### TASK TO CARRY OUT
Copy each line that contains the word "Pedoman".
— start of MATERIALS PROVIDED —
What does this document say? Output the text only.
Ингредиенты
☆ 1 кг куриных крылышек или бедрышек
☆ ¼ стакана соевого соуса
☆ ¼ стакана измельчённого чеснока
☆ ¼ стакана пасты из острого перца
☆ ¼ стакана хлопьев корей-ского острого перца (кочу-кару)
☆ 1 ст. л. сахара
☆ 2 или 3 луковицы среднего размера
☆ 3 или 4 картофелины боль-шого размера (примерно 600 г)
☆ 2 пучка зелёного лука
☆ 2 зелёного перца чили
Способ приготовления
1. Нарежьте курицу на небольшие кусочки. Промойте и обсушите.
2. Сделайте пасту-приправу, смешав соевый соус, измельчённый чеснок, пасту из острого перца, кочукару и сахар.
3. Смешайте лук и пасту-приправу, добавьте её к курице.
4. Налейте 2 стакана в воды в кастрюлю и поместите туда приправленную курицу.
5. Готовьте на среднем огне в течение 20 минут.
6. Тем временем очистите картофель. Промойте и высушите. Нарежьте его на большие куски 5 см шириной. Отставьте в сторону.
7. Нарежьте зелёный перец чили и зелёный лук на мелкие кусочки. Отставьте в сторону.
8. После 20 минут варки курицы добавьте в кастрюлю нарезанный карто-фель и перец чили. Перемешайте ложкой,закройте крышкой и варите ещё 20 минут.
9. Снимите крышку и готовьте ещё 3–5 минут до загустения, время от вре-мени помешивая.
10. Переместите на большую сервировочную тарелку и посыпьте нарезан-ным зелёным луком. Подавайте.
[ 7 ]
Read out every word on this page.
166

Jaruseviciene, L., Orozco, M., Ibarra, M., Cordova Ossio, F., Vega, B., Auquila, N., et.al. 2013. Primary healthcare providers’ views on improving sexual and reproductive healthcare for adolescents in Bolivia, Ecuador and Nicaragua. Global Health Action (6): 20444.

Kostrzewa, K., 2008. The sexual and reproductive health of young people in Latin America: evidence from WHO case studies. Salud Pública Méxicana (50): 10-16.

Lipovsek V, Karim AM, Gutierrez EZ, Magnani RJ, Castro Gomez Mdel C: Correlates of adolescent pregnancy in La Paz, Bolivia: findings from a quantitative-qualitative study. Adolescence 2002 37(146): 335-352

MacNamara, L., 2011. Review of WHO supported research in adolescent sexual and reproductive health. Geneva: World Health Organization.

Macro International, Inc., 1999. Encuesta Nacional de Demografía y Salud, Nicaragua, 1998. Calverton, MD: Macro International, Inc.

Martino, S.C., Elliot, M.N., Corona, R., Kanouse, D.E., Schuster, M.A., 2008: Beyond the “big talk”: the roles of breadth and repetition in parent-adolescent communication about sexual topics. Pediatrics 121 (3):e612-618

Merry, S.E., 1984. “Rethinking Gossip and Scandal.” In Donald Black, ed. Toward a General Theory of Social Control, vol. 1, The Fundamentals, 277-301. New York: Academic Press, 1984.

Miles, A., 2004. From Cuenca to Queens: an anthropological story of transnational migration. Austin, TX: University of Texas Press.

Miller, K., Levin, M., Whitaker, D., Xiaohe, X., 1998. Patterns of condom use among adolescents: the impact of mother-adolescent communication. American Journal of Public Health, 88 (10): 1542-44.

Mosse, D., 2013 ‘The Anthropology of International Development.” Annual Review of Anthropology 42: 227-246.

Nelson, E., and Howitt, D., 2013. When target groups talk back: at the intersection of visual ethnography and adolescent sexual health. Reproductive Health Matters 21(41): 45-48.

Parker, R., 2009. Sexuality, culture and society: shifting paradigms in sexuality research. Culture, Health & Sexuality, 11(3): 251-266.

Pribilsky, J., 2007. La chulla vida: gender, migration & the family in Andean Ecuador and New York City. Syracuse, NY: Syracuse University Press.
— end of MATERIALS PROVIDED —
— start of MATERIALS PROVIDED —
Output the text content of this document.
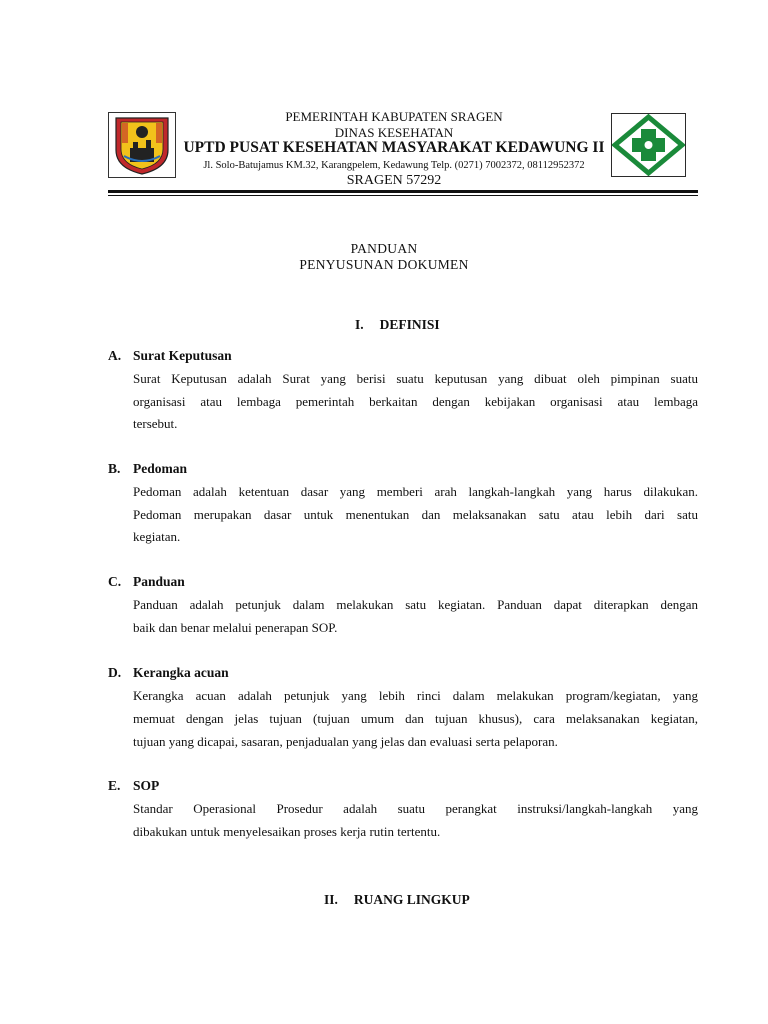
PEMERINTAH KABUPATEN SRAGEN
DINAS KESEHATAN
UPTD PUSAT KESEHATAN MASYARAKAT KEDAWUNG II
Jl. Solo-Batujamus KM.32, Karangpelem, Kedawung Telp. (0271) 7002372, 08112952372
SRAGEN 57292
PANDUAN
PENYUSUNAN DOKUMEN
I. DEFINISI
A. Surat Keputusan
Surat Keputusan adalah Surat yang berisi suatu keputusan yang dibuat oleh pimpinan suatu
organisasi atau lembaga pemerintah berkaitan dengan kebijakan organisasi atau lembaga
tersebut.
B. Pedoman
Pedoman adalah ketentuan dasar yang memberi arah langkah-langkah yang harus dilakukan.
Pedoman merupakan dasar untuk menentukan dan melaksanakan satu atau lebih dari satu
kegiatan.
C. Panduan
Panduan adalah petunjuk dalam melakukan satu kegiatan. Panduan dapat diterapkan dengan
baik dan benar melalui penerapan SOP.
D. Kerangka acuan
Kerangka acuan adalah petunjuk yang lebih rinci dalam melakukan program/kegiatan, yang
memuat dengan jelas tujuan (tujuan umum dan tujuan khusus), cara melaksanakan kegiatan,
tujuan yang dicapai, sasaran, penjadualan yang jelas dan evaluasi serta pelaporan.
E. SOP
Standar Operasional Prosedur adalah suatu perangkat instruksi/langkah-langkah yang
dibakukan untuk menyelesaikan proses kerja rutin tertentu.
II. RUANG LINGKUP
— end of MATERIALS PROVIDED —
— start of MATERIALS PROVIDED —
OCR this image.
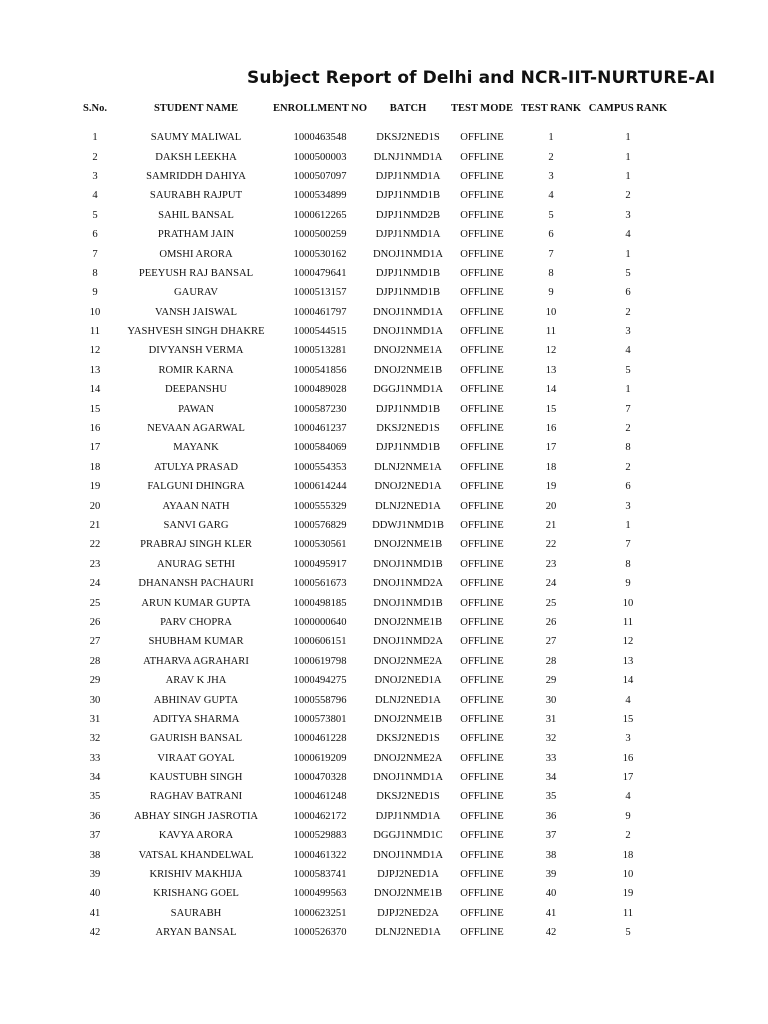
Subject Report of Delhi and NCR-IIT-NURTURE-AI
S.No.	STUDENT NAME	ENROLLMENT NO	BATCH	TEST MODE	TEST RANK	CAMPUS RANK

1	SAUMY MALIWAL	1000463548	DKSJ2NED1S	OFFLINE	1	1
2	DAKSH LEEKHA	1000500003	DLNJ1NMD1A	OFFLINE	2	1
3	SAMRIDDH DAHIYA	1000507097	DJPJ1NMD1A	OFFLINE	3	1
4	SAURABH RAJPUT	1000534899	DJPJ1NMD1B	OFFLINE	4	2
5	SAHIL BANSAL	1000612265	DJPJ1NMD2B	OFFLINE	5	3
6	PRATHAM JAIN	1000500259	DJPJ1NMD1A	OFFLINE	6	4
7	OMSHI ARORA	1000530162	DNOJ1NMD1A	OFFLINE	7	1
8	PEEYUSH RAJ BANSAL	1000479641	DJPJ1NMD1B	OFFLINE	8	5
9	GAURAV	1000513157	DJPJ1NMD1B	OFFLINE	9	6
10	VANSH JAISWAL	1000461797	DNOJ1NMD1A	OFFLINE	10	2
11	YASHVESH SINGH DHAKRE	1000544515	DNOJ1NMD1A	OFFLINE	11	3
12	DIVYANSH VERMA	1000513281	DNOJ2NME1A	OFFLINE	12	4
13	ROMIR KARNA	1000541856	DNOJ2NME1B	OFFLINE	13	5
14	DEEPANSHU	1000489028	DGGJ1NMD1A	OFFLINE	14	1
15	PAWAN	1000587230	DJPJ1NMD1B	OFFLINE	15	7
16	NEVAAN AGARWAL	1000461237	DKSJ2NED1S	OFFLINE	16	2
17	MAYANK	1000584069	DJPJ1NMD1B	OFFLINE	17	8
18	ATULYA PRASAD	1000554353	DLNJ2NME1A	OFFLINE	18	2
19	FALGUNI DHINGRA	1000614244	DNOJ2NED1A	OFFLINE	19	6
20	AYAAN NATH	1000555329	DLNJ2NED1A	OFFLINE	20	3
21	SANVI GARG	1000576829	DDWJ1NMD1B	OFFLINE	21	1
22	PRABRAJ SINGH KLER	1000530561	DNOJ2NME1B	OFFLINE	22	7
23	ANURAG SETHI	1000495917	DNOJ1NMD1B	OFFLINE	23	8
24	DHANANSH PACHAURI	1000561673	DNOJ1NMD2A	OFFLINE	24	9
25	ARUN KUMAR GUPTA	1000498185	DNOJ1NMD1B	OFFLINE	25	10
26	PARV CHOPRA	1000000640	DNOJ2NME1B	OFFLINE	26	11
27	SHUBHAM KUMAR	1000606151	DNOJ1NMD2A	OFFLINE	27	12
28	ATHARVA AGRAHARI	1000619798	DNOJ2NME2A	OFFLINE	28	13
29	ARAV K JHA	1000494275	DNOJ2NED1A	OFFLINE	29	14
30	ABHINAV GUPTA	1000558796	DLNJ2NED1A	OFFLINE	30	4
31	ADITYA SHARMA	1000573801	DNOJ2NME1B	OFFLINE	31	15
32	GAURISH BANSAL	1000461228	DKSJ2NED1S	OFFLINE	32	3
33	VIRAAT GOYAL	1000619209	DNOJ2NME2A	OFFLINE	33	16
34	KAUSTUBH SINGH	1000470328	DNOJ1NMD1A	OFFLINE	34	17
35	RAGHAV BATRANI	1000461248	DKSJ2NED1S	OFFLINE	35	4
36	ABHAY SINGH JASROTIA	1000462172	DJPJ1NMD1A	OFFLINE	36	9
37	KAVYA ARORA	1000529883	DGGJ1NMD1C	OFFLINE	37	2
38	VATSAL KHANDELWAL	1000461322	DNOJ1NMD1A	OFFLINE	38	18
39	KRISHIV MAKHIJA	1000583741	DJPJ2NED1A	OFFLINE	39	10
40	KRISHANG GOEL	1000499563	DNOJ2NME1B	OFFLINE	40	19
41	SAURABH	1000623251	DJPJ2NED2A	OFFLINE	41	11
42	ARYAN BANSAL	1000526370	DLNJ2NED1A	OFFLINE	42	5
— end of MATERIALS PROVIDED —
### RESPONSE TO THE TASK
B. Pedoman
Pedoman adalah ketentuan dasar yang memberi arah langkah-langkah yang harus dilakukan.
Pedoman merupakan dasar untuk menentukan dan melaksanakan satu atau lebih dari satu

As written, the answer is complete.